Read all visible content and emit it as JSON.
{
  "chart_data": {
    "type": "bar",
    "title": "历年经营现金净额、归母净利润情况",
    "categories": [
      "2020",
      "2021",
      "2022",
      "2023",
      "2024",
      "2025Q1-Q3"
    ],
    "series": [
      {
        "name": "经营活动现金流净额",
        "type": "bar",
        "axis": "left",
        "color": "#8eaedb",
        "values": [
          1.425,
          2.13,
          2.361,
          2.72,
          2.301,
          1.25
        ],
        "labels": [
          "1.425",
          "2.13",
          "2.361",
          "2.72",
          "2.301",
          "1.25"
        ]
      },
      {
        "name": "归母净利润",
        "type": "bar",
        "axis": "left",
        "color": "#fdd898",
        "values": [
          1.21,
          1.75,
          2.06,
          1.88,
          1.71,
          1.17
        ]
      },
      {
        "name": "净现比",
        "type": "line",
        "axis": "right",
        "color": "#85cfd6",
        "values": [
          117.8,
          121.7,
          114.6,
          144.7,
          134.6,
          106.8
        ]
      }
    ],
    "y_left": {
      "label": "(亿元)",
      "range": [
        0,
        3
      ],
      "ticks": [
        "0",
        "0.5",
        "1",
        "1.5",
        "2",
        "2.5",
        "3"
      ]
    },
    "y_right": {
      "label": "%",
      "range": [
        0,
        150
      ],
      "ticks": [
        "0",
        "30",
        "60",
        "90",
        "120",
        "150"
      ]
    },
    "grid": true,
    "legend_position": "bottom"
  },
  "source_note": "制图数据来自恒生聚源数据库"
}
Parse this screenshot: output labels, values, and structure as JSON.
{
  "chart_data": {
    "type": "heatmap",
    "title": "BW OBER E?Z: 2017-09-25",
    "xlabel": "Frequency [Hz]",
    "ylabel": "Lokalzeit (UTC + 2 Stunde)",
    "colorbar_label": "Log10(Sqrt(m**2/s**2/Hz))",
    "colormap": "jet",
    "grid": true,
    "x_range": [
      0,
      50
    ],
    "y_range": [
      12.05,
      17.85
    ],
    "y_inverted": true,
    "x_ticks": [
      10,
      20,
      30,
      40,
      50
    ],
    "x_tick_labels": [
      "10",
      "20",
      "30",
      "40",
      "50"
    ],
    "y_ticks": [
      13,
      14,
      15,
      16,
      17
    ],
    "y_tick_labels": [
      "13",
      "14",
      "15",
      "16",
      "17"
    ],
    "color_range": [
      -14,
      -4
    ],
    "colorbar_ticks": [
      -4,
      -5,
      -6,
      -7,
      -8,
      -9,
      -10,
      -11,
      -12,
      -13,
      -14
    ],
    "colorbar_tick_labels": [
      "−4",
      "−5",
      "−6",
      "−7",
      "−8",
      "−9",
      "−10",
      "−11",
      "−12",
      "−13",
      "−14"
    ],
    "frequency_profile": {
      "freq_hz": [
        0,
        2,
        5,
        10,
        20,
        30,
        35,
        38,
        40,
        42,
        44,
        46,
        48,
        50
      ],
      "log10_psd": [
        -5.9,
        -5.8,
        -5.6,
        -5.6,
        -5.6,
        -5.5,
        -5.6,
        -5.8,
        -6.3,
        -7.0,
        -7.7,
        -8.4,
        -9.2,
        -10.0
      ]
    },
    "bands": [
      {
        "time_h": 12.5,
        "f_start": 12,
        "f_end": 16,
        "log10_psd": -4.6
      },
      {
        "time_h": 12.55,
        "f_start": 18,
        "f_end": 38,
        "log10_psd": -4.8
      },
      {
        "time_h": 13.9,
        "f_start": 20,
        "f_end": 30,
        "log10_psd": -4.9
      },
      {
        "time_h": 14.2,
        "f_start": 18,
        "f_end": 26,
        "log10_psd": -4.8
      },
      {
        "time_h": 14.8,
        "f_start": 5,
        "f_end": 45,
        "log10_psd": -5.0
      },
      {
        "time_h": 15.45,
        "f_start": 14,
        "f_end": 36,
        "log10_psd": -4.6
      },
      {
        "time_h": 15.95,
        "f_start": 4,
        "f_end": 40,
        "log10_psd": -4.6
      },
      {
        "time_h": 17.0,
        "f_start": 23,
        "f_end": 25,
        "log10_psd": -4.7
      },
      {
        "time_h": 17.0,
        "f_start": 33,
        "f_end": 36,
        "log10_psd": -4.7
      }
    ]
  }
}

******

WRITTEN TASK:
From the entries, copy out each line containing the word "type".

SOLUTION TO THIS TASK:
    "type": "bar",
        "type": "bar",
        "type": "bar",
        "type": "line",
    "type": "heatmap",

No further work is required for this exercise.